→ **Request**: Write out all the material exactly. Leave nothing out.

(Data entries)
────────

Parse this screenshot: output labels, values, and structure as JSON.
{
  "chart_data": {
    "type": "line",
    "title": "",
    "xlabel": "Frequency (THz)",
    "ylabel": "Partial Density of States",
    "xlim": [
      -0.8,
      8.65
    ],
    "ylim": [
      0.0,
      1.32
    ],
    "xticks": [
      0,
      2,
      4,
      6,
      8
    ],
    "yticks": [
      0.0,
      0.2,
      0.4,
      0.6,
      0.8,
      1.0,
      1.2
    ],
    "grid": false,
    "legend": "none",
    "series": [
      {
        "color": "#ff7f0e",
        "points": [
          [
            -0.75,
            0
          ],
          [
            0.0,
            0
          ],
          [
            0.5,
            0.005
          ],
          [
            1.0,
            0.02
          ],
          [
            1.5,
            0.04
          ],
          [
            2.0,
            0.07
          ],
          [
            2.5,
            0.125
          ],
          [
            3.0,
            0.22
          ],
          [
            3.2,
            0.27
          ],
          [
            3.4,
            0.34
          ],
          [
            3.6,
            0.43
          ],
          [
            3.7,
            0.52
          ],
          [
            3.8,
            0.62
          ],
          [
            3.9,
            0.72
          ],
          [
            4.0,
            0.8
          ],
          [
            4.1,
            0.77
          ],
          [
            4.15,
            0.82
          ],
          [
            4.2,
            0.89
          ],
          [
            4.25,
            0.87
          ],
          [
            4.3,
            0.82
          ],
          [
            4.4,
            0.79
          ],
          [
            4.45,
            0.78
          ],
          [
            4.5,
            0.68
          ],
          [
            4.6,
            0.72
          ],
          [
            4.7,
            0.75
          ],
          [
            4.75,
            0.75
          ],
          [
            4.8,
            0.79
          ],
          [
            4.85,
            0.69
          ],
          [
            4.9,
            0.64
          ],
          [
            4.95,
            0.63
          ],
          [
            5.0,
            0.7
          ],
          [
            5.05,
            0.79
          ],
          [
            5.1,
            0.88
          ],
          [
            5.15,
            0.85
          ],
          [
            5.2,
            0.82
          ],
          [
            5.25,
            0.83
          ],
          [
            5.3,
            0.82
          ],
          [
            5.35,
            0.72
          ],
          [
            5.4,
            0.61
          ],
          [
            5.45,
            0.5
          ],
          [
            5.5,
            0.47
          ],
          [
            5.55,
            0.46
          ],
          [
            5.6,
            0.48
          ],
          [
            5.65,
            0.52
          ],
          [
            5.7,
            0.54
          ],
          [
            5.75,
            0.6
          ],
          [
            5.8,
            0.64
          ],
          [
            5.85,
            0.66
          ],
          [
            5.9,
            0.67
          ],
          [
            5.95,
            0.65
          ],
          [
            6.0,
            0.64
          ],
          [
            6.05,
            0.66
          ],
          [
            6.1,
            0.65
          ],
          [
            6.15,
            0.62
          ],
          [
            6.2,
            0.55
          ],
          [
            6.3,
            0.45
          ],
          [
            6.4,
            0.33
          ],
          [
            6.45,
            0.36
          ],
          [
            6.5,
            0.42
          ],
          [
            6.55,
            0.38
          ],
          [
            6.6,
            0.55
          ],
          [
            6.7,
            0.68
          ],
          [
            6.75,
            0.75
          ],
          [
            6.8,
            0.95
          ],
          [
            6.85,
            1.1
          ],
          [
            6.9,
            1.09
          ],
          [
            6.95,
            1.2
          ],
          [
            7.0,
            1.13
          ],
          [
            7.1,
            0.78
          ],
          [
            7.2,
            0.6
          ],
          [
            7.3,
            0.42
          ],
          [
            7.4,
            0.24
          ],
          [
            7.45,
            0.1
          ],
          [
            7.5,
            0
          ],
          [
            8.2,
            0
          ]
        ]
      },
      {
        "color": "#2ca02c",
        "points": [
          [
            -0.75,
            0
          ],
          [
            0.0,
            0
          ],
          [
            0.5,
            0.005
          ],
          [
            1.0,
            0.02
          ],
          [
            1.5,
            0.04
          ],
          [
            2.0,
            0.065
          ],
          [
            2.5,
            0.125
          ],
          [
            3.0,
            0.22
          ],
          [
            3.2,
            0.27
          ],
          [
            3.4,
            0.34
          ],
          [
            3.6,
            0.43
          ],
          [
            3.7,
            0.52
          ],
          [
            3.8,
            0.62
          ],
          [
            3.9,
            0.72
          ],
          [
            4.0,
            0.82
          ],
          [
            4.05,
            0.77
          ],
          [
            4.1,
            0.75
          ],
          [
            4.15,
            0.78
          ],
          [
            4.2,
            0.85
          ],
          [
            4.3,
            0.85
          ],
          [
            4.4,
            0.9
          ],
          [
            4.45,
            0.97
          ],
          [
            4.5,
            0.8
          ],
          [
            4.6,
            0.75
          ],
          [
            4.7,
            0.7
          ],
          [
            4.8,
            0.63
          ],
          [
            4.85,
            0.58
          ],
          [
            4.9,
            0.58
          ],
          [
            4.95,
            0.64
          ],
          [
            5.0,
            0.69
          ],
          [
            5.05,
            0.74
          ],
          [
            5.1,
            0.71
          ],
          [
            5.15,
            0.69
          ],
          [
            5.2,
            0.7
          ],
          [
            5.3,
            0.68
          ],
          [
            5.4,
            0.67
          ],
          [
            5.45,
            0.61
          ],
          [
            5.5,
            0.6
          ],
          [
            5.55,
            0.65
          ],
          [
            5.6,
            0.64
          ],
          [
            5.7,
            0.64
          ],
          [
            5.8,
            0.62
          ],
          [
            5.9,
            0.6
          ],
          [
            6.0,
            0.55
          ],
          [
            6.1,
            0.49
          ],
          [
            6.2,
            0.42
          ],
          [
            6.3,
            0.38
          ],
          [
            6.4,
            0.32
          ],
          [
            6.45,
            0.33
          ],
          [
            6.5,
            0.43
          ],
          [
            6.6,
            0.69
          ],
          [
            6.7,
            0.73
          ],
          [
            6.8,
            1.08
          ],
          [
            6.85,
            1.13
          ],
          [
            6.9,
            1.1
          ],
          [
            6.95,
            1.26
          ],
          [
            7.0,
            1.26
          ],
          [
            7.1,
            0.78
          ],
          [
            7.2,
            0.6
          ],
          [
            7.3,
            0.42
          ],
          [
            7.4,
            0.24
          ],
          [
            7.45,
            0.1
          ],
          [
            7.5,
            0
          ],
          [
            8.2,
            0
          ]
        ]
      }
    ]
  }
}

────────

→ **Response to the task**:
Parse this screenshot: output labels, values, and structure as JSON.
{
  "chart_data": {
    "type": "line",
    "title": "",
    "xlabel": "Frequency (THz)",
    "ylabel": "Partial Density of States",
    "xlim": [
      -0.8,
      8.65
    ],
    "ylim": [
      0.0,
      1.32
    ],
    "xticks": [
      0,
      2,
      4,
      6,
      8
    ],
    "yticks": [
      0.0,
      0.2,
      0.4,
      0.6,
      0.8,
      1.0,
      1.2
    ],
    "grid": false,
    "legend": "none",
    "series": [
      {
        "color": "#ff7f0e",
        "points": [
          [
            -0.75,
            0
          ],
          [
            0.0,
            0
          ],
          [
            0.5,
            0.005
          ],
          [
            1.0,
            0.02
          ],
          [
            1.5,
            0.04
          ],
          [
            2.0,
            0.07
          ],
          [
            2.5,
            0.125
          ],
          [
            3.0,
            0.22
          ],
          [
            3.2,
            0.27
          ],
          [
            3.4,
            0.34
          ],
          [
            3.6,
            0.43
          ],
          [
            3.7,
            0.52
          ],
          [
            3.8,
            0.62
          ],
          [
            3.9,
            0.72
          ],
          [
            4.0,
            0.8
          ],
          [
            4.1,
            0.77
          ],
          [
            4.15,
            0.82
          ],
          [
            4.2,
            0.89
          ],
          [
            4.25,
            0.87
          ],
          [
            4.3,
            0.82
          ],
          [
            4.4,
            0.79
          ],
          [
            4.45,
            0.78
          ],
          [
            4.5,
            0.68
          ],
          [
            4.6,
            0.72
          ],
          [
            4.7,
            0.75
          ],
          [
            4.75,
            0.75
          ],
          [
            4.8,
            0.79
          ],
          [
            4.85,
            0.69
          ],
          [
            4.9,
            0.64
          ],
          [
            4.95,
            0.63
          ],
          [
            5.0,
            0.7
          ],
          [
            5.05,
            0.79
          ],
          [
            5.1,
            0.88
          ],
          [
            5.15,
            0.85
          ],
          [
            5.2,
            0.82
          ],
          [
            5.25,
            0.83
          ],
          [
            5.3,
            0.82
          ],
          [
            5.35,
            0.72
          ],
          [
            5.4,
            0.61
          ],
          [
            5.45,
            0.5
          ],
          [
            5.5,
            0.47
          ],
          [
            5.55,
            0.46
          ],
          [
            5.6,
            0.48
          ],
          [
            5.65,
            0.52
          ],
          [
            5.7,
            0.54
          ],
          [
            5.75,
            0.6
          ],
          [
            5.8,
            0.64
          ],
          [
            5.85,
            0.66
          ],
          [
            5.9,
            0.67
          ],
          [
            5.95,
            0.65
          ],
          [
            6.0,
            0.64
          ],
          [
            6.05,
            0.66
          ],
          [
            6.1,
            0.65
          ],
          [
            6.15,
            0.62
          ],
          [
            6.2,
            0.55
          ],
          [
            6.3,
            0.45
          ],
          [
            6.4,
            0.33
          ],
          [
            6.45,
            0.36
          ],
          [
            6.5,
            0.42
          ],
          [
            6.55,
            0.38
          ],
          [
            6.6,
            0.55
          ],
          [
            6.7,
            0.68
          ],
          [
            6.75,
            0.75
          ],
          [
            6.8,
            0.95
          ],
          [
            6.85,
            1.1
          ],
          [
            6.9,
            1.09
          ],
          [
            6.95,
            1.2
          ],
          [
            7.0,
            1.13
          ],
          [
            7.1,
            0.78
          ],
          [
            7.2,
            0.6
          ],
          [
            7.3,
            0.42
          ],
          [
            7.4,
            0.24
          ],
          [
            7.45,
            0.1
          ],
          [
            7.5,
            0
          ],
          [
            8.2,
            0
          ]
        ]
      },
      {
        "color": "#2ca02c",
        "points": [
          [
            -0.75,
            0
          ],
          [
            0.0,
            0
          ],
          [
            0.5,
            0.005
          ],
          [
            1.0,
            0.02
          ],
          [
            1.5,
            0.04
          ],
          [
            2.0,
            0.065
          ],
          [
            2.5,
            0.125
          ],
          [
            3.0,
            0.22
          ],
          [
            3.2,
            0.27
          ],
          [
            3.4,
            0.34
          ],
          [
            3.6,
            0.43
          ],
          [
            3.7,
            0.52
          ],
          [
            3.8,
            0.62
          ],
          [
            3.9,
            0.72
          ],
          [
            4.0,
            0.82
          ],
          [
            4.05,
            0.77
          ],
          [
            4.1,
            0.75
          ],
          [
            4.15,
            0.78
          ],
          [
            4.2,
            0.85
          ],
          [
            4.3,
            0.85
          ],
          [
            4.4,
            0.9
          ],
          [
            4.45,
            0.97
          ],
          [
            4.5,
            0.8
          ],
          [
            4.6,
            0.75
          ],
          [
            4.7,
            0.7
          ],
          [
            4.8,
            0.63
          ],
          [
            4.85,
            0.58
          ],
          [
            4.9,
            0.58
          ],
          [
            4.95,
            0.64
          ],
          [
            5.0,
            0.69
          ],
          [
            5.05,
            0.74
          ],
          [
            5.1,
            0.71
          ],
          [
            5.15,
            0.69
          ],
          [
            5.2,
            0.7
          ],
          [
            5.3,
            0.68
          ],
          [
            5.4,
            0.67
          ],
          [
            5.45,
            0.61
          ],
          [
            5.5,
            0.6
          ],
          [
            5.55,
            0.65
          ],
          [
            5.6,
            0.64
          ],
          [
            5.7,
            0.64
          ],
          [
            5.8,
            0.62
          ],
          [
            5.9,
            0.6
          ],
          [
            6.0,
            0.55
          ],
          [
            6.1,
            0.49
          ],
          [
            6.2,
            0.42
          ],
          [
            6.3,
            0.38
          ],
          [
            6.4,
            0.32
          ],
          [
            6.45,
            0.33
          ],
          [
            6.5,
            0.43
          ],
          [
            6.6,
            0.69
          ],
          [
            6.7,
            0.73
          ],
          [
            6.8,
            1.08
          ],
          [
            6.85,
            1.13
          ],
          [
            6.9,
            1.1
          ],
          [
            6.95,
            1.26
          ],
          [
            7.0,
            1.26
          ],
          [
            7.1,
            0.78
          ],
          [
            7.2,
            0.6
          ],
          [
            7.3,
            0.42
          ],
          [
            7.4,
            0.24
          ],
          [
            7.45,
            0.1
          ],
          [
            7.5,
            0
          ],
          [
            8.2,
            0
          ]
        ]
      }
    ]
  }
}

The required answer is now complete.